# [Set task]
In the copy, keep every record exact and leave out all images.

_ _ _

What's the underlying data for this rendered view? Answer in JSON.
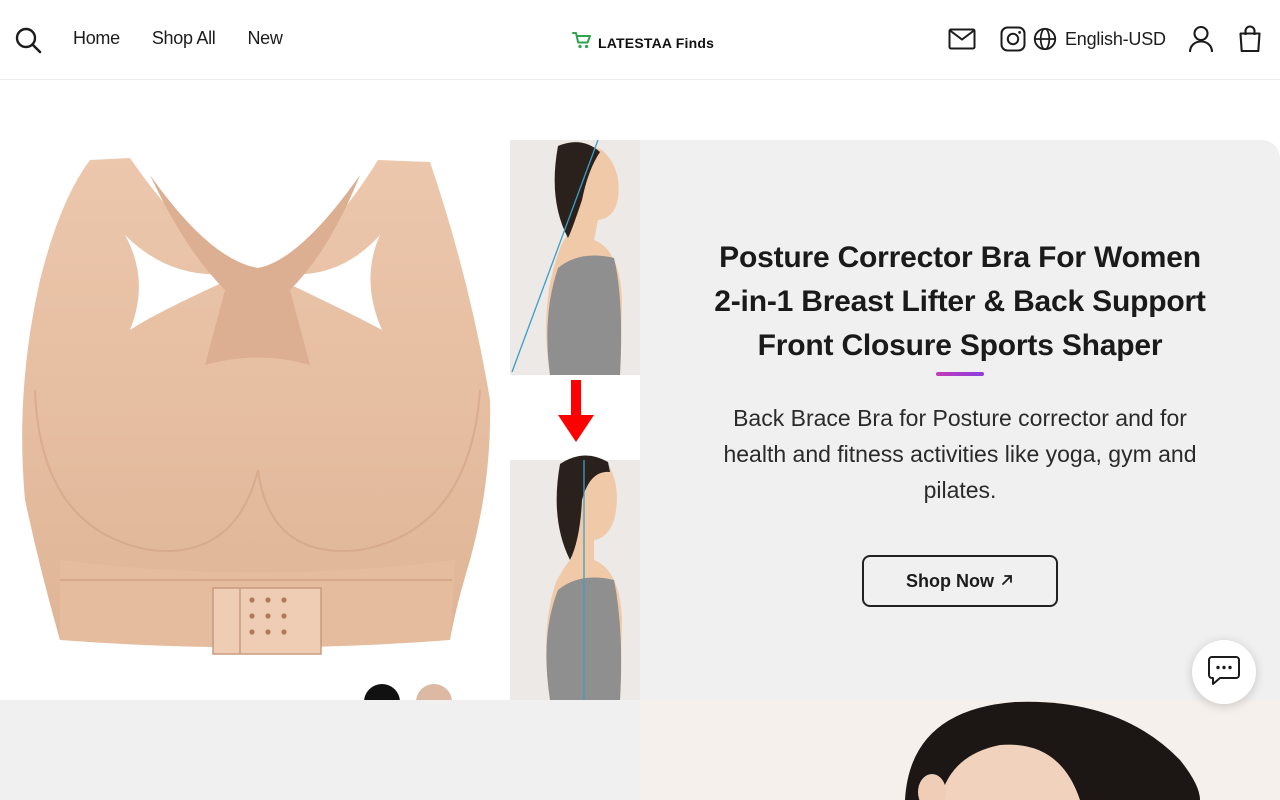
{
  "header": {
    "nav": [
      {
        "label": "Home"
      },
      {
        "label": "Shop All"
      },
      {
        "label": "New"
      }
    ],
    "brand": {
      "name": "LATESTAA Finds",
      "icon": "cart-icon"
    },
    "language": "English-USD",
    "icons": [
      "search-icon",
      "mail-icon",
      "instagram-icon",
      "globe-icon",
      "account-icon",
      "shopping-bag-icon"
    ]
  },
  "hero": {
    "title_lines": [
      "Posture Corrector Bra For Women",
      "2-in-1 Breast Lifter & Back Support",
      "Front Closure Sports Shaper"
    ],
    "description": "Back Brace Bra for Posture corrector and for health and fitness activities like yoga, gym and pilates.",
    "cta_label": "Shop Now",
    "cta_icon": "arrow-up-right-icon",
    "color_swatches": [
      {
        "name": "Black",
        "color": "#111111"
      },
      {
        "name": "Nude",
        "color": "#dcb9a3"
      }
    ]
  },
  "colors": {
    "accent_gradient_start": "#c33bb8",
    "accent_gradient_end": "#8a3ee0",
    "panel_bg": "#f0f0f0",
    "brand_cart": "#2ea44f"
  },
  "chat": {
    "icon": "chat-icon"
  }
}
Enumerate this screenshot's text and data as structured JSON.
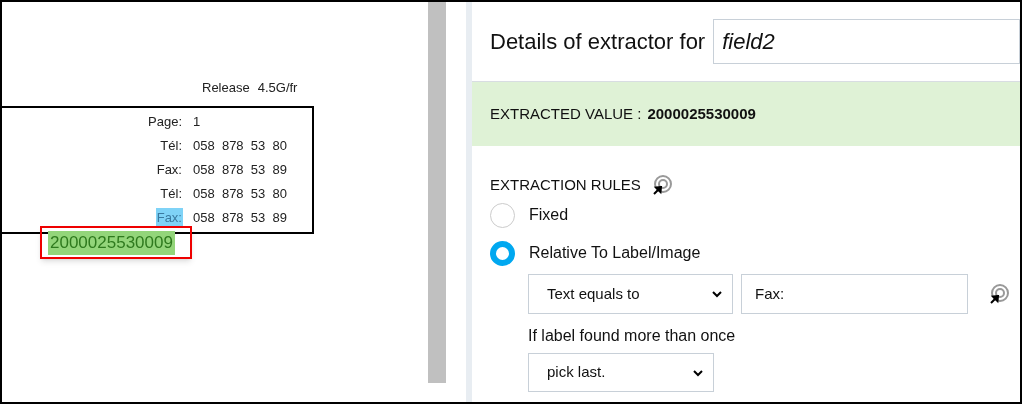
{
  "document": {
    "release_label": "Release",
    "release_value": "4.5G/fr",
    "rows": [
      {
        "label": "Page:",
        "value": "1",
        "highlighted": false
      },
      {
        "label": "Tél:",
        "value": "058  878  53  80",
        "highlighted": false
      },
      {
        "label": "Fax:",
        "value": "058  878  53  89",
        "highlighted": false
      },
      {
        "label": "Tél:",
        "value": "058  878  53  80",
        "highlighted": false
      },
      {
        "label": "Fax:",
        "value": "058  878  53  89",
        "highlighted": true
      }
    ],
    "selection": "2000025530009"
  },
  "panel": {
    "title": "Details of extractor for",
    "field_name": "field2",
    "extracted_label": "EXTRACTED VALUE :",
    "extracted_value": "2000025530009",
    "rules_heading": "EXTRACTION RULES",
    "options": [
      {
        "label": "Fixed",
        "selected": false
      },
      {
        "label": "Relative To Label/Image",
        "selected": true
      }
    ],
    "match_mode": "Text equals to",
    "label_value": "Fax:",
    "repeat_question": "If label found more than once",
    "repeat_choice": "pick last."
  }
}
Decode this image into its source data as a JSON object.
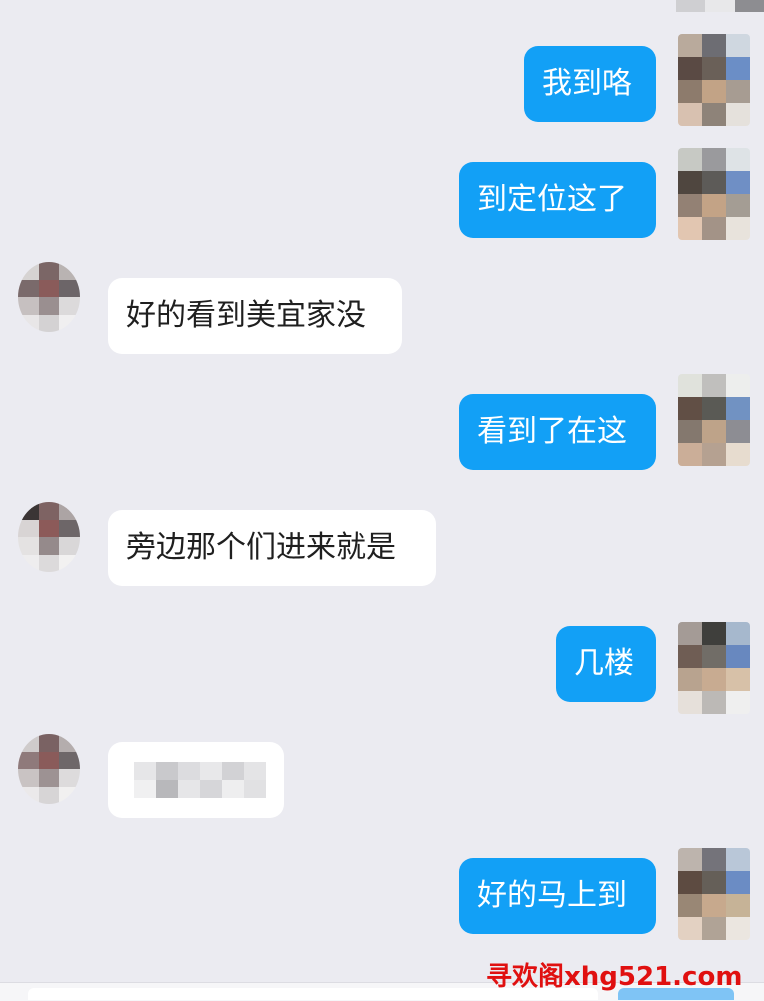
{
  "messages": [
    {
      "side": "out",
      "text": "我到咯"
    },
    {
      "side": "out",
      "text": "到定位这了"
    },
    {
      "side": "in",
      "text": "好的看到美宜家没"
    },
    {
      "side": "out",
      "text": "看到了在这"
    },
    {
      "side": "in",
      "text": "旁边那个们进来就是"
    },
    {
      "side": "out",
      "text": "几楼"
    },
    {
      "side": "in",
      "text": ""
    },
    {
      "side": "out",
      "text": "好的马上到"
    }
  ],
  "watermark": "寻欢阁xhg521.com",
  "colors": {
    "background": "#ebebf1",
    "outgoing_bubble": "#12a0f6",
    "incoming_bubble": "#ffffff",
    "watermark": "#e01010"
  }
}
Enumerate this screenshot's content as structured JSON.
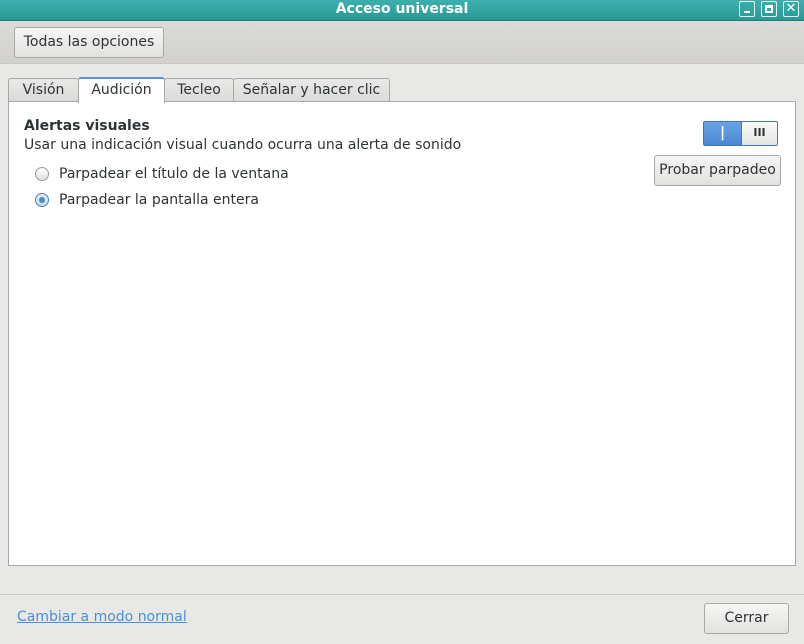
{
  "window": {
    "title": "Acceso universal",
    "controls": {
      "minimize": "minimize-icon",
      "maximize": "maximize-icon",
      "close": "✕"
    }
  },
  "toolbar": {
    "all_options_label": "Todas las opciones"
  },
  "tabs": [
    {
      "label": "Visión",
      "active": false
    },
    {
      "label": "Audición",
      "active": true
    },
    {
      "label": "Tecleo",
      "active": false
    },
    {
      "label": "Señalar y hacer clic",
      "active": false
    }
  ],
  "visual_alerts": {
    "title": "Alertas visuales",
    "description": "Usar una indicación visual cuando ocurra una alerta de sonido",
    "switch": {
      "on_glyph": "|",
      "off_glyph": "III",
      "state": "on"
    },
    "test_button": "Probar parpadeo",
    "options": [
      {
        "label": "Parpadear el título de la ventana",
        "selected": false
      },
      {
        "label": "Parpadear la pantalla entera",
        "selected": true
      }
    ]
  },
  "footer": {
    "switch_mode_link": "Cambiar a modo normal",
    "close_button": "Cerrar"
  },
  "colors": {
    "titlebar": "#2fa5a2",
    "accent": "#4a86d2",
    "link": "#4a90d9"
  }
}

_ _ _

# [Task response]
What's the underlying data for this rendered view? Answer in JSON.
{
  "header": {
    "nav": [
      {
        "label": "Home"
      },
      {
        "label": "Shop All"
      },
      {
        "label": "New"
      }
    ],
    "brand": {
      "name": "LATESTAA Finds",
      "icon": "cart-icon"
    },
    "language": "English-USD",
    "icons": [
      "search-icon",
      "mail-icon",
      "instagram-icon",
      "globe-icon",
      "account-icon",
      "shopping-bag-icon"
    ]
  },
  "hero": {
    "title_lines": [
      "Posture Corrector Bra For Women",
      "2-in-1 Breast Lifter & Back Support",
      "Front Closure Sports Shaper"
    ],
    "description": "Back Brace Bra for Posture corrector and for health and fitness activities like yoga, gym and pilates.",
    "cta_label": "Shop Now",
    "cta_icon": "arrow-up-right-icon",
    "color_swatches": [
      {
        "name": "Black",
        "color": "#111111"
      },
      {
        "name": "Nude",
        "color": "#dcb9a3"
      }
    ]
  },
  "colors": {
    "accent_gradient_start": "#c33bb8",
    "accent_gradient_end": "#8a3ee0",
    "panel_bg": "#f0f0f0",
    "brand_cart": "#2ea44f"
  },
  "chat": {
    "icon": "chat-icon"
  }
}
Enumerate this screenshot's text and data as structured JSON.
{
  "document": {
    "release_label": "Release",
    "release_value": "4.5G/fr",
    "rows": [
      {
        "label": "Page:",
        "value": "1",
        "highlighted": false
      },
      {
        "label": "Tél:",
        "value": "058  878  53  80",
        "highlighted": false
      },
      {
        "label": "Fax:",
        "value": "058  878  53  89",
        "highlighted": false
      },
      {
        "label": "Tél:",
        "value": "058  878  53  80",
        "highlighted": false
      },
      {
        "label": "Fax:",
        "value": "058  878  53  89",
        "highlighted": true
      }
    ],
    "selection": "2000025530009"
  },
  "panel": {
    "title": "Details of extractor for",
    "field_name": "field2",
    "extracted_label": "EXTRACTED VALUE :",
    "extracted_value": "2000025530009",
    "rules_heading": "EXTRACTION RULES",
    "options": [
      {
        "label": "Fixed",
        "selected": false
      },
      {
        "label": "Relative To Label/Image",
        "selected": true
      }
    ],
    "match_mode": "Text equals to",
    "label_value": "Fax:",
    "repeat_question": "If label found more than once",
    "repeat_choice": "pick last."
  }
}
Decode this image into its source data as a JSON object.
{
  "messages": [
    {
      "side": "out",
      "text": "我到咯"
    },
    {
      "side": "out",
      "text": "到定位这了"
    },
    {
      "side": "in",
      "text": "好的看到美宜家没"
    },
    {
      "side": "out",
      "text": "看到了在这"
    },
    {
      "side": "in",
      "text": "旁边那个们进来就是"
    },
    {
      "side": "out",
      "text": "几楼"
    },
    {
      "side": "in",
      "text": ""
    },
    {
      "side": "out",
      "text": "好的马上到"
    }
  ],
  "watermark": "寻欢阁xhg521.com",
  "colors": {
    "background": "#ebebf1",
    "outgoing_bubble": "#12a0f6",
    "incoming_bubble": "#ffffff",
    "watermark": "#e01010"
  }
}
Enumerate this screenshot's content as structured JSON.
{
  "window": {
    "title": "Acceso universal",
    "controls": {
      "minimize": "minimize-icon",
      "maximize": "maximize-icon",
      "close": "✕"
    }
  },
  "toolbar": {
    "all_options_label": "Todas las opciones"
  },
  "tabs": [
    {
      "label": "Visión",
      "active": false
    },
    {
      "label": "Audición",
      "active": true
    },
    {
      "label": "Tecleo",
      "active": false
    },
    {
      "label": "Señalar y hacer clic",
      "active": false
    }
  ],
  "visual_alerts": {
    "title": "Alertas visuales",
    "description": "Usar una indicación visual cuando ocurra una alerta de sonido",
    "switch": {
      "on_glyph": "|",
      "off_glyph": "III",
      "state": "on"
    },
    "test_button": "Probar parpadeo",
    "options": [
      {
        "label": "Parpadear el título de la ventana",
        "selected": false
      },
      {
        "label": "Parpadear la pantalla entera",
        "selected": true
      }
    ]
  },
  "footer": {
    "switch_mode_link": "Cambiar a modo normal",
    "close_button": "Cerrar"
  },
  "colors": {
    "titlebar": "#2fa5a2",
    "accent": "#4a86d2",
    "link": "#4a90d9"
  }
}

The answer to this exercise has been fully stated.